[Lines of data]
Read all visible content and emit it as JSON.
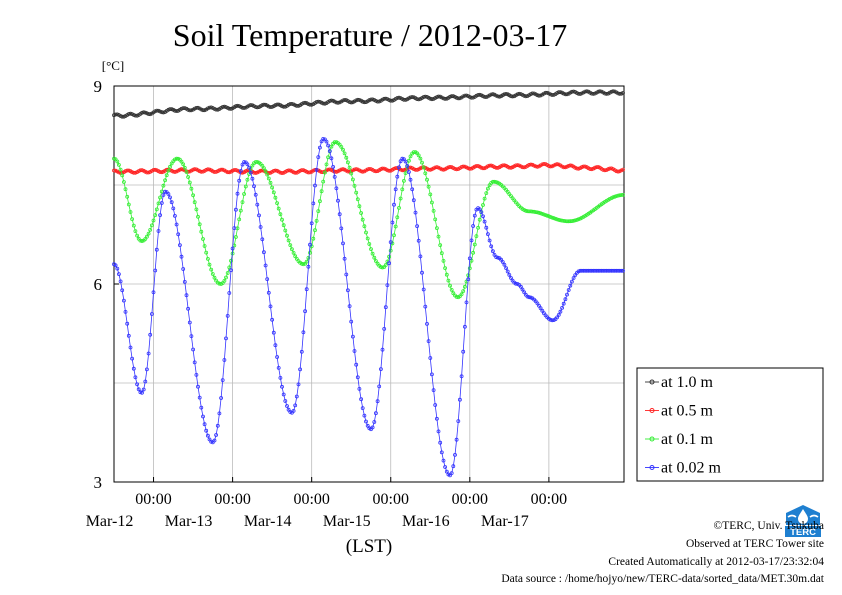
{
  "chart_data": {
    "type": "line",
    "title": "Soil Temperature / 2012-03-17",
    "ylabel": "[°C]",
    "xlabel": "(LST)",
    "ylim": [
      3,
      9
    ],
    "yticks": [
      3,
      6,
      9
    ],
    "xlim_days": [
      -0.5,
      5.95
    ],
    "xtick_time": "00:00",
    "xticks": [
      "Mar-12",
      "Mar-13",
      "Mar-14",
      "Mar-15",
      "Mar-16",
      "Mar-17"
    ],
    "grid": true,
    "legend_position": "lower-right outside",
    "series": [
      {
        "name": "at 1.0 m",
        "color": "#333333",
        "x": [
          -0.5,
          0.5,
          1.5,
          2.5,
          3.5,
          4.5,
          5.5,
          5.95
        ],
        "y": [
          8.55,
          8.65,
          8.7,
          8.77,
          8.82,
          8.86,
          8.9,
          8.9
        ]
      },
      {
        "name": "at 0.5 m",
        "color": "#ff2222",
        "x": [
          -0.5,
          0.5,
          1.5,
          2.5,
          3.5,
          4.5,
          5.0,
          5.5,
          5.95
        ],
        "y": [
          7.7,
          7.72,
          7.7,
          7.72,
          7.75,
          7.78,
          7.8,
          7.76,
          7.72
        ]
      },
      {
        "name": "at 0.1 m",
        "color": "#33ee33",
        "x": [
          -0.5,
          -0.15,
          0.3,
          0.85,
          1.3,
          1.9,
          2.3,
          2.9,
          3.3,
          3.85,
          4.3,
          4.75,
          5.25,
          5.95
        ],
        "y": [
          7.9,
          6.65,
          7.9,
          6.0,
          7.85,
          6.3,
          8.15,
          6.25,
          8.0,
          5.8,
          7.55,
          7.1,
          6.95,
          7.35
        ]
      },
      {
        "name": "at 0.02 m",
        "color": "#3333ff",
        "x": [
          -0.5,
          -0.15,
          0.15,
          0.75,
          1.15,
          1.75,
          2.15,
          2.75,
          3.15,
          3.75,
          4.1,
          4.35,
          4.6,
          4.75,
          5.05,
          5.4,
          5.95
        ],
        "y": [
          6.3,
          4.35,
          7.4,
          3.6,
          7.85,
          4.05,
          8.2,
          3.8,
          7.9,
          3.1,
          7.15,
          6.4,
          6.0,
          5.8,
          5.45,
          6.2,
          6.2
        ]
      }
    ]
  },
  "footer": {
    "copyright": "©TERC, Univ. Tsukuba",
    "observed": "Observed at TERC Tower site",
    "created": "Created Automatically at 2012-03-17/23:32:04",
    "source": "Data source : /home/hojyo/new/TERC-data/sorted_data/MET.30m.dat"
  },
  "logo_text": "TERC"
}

==

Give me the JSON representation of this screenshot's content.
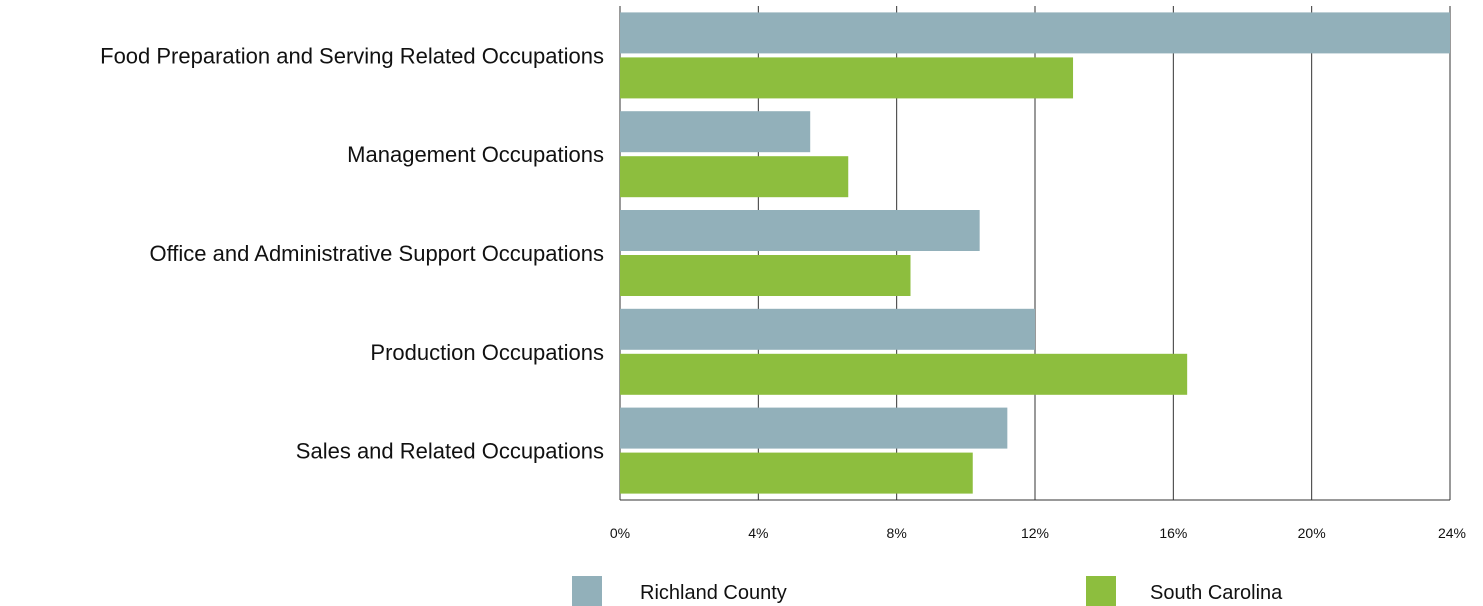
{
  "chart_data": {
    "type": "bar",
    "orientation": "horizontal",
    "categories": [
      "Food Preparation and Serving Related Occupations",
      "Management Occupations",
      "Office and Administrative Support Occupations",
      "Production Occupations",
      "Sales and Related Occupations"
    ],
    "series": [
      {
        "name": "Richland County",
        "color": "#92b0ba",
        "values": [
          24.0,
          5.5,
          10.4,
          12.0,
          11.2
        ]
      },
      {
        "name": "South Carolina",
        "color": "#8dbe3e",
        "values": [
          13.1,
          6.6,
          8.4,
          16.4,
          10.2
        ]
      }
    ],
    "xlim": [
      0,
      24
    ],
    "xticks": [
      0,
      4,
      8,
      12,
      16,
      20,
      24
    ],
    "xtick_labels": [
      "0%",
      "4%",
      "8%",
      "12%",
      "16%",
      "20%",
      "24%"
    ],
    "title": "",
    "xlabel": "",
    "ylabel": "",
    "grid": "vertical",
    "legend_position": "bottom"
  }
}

==

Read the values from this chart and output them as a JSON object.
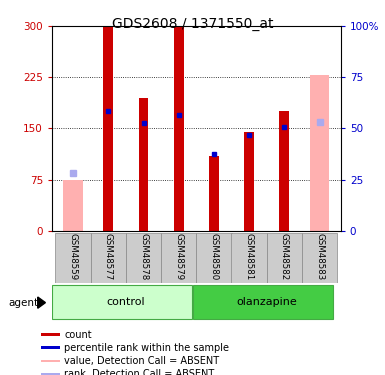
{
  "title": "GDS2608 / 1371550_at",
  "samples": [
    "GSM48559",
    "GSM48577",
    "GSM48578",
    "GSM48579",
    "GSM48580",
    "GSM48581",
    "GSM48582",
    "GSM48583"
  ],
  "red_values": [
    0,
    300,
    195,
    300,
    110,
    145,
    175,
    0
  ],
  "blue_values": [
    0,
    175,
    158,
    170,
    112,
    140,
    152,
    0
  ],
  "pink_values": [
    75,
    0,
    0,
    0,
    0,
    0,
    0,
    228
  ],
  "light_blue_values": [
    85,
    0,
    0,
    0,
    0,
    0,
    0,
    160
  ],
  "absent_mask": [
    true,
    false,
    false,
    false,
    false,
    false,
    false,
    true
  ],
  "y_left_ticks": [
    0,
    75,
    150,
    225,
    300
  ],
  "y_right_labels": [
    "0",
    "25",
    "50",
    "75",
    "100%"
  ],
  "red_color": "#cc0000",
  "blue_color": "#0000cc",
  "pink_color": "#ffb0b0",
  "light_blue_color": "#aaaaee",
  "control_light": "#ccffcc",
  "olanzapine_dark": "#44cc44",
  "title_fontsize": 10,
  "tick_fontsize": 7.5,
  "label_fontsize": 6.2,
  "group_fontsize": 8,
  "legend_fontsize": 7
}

• **What the task asks**:
Tally the lines of the records holding the word "Occupations", then state only the tally.

• **Complete response**:
5